[Given data]:
>>>

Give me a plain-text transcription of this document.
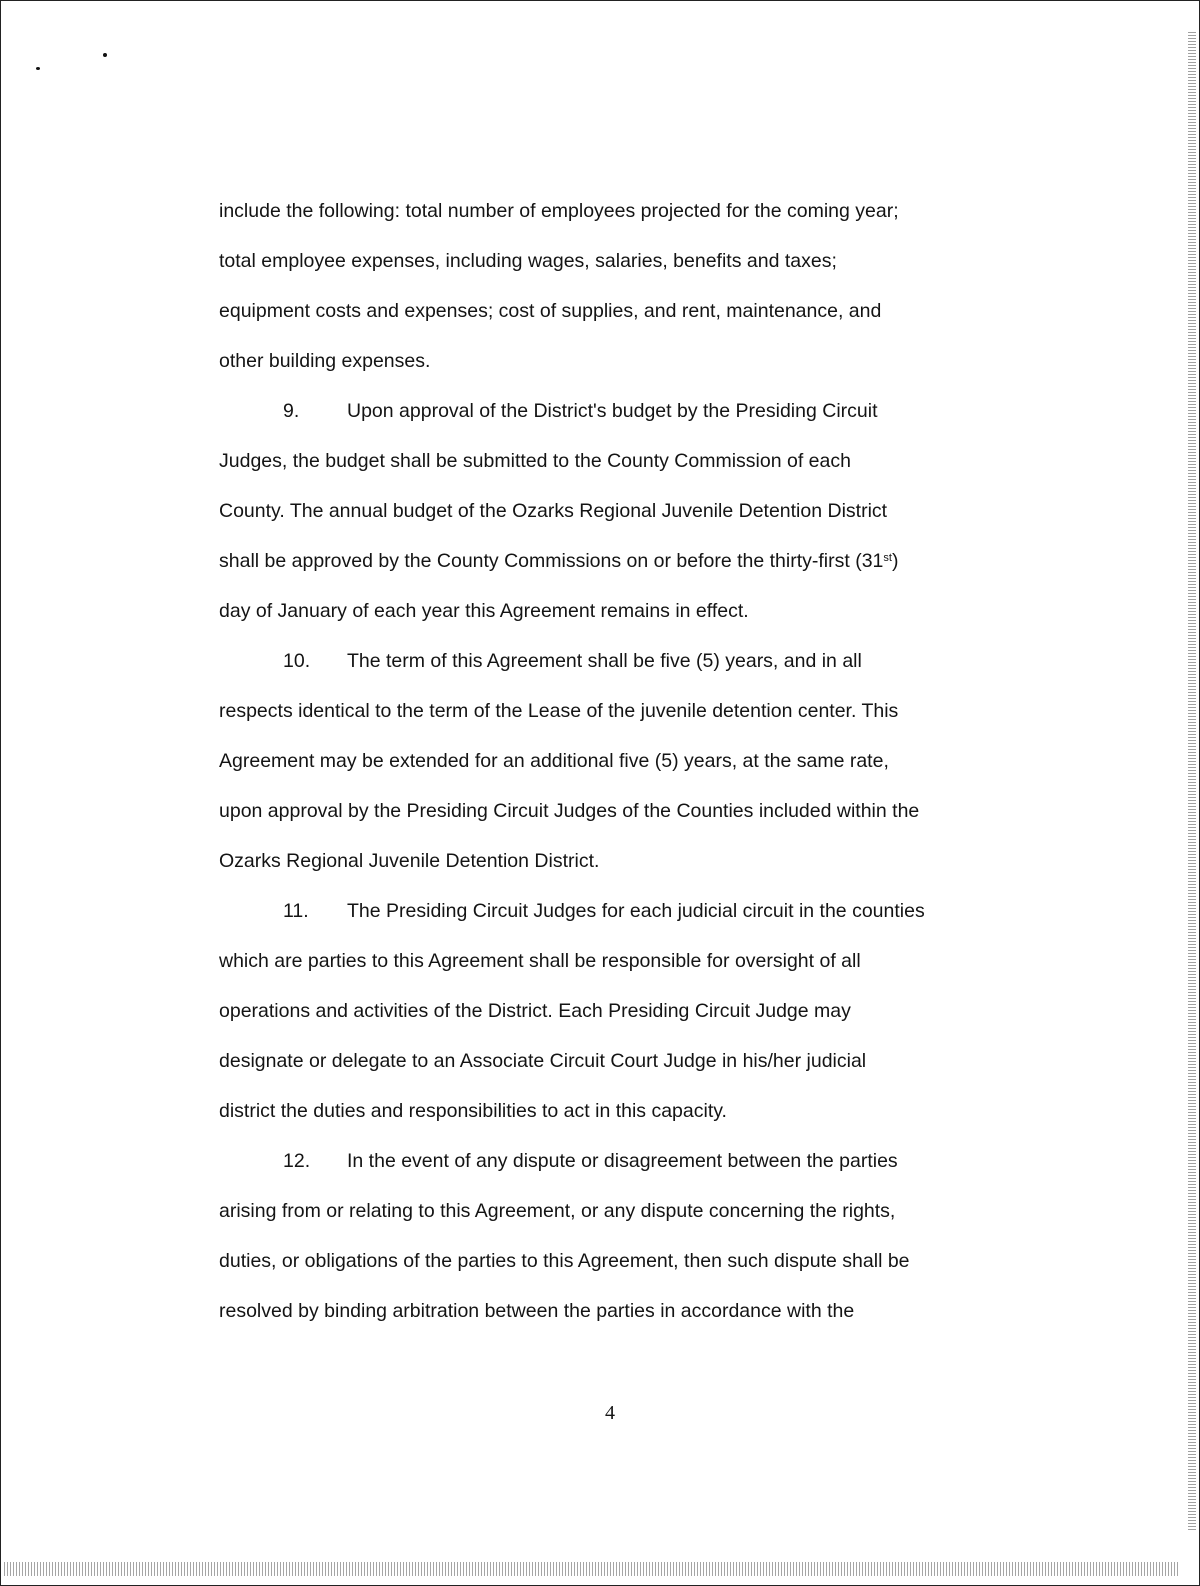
include the following: total number of employees projected for the coming year;
total employee expenses, including wages, salaries, benefits and taxes;
equipment costs and expenses; cost of supplies, and rent, maintenance, and
other building expenses.
9. Upon approval of the District's budget by the Presiding Circuit
Judges, the budget shall be submitted to the County Commission of each
County. The annual budget of the Ozarks Regional Juvenile Detention District
shall be approved by the County Commissions on or before the thirty-first (31st)
day of January of each year this Agreement remains in effect.
10. The term of this Agreement shall be five (5) years, and in all
respects identical to the term of the Lease of the juvenile detention center. This
Agreement may be extended for an additional five (5) years, at the same rate,
upon approval by the Presiding Circuit Judges of the Counties included within the
Ozarks Regional Juvenile Detention District.
11. The Presiding Circuit Judges for each judicial circuit in the counties
which are parties to this Agreement shall be responsible for oversight of all
operations and activities of the District. Each Presiding Circuit Judge may
designate or delegate to an Associate Circuit Court Judge in his/her judicial
district the duties and responsibilities to act in this capacity.
12. In the event of any dispute or disagreement between the parties
arising from or relating to this Agreement, or any dispute concerning the rights,
duties, or obligations of the parties to this Agreement, then such dispute shall be
resolved by binding arbitration between the parties in accordance with the
4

<<<

[What is required]: Leave the pictures out and output the rest of the listing exactly.

[Result for this task]:
Give me a plain-text transcription of this document.
include the following: total number of employees projected for the coming year;
total employee expenses, including wages, salaries, benefits and taxes;
equipment costs and expenses; cost of supplies, and rent, maintenance, and
other building expenses.
9. Upon approval of the District's budget by the Presiding Circuit
Judges, the budget shall be submitted to the County Commission of each
County. The annual budget of the Ozarks Regional Juvenile Detention District
shall be approved by the County Commissions on or before the thirty-first (31st)
day of January of each year this Agreement remains in effect.
10. The term of this Agreement shall be five (5) years, and in all
respects identical to the term of the Lease of the juvenile detention center. This
Agreement may be extended for an additional five (5) years, at the same rate,
upon approval by the Presiding Circuit Judges of the Counties included within the
Ozarks Regional Juvenile Detention District.
11. The Presiding Circuit Judges for each judicial circuit in the counties
which are parties to this Agreement shall be responsible for oversight of all
operations and activities of the District. Each Presiding Circuit Judge may
designate or delegate to an Associate Circuit Court Judge in his/her judicial
district the duties and responsibilities to act in this capacity.
12. In the event of any dispute or disagreement between the parties
arising from or relating to this Agreement, or any dispute concerning the rights,
duties, or obligations of the parties to this Agreement, then such dispute shall be
resolved by binding arbitration between the parties in accordance with the
4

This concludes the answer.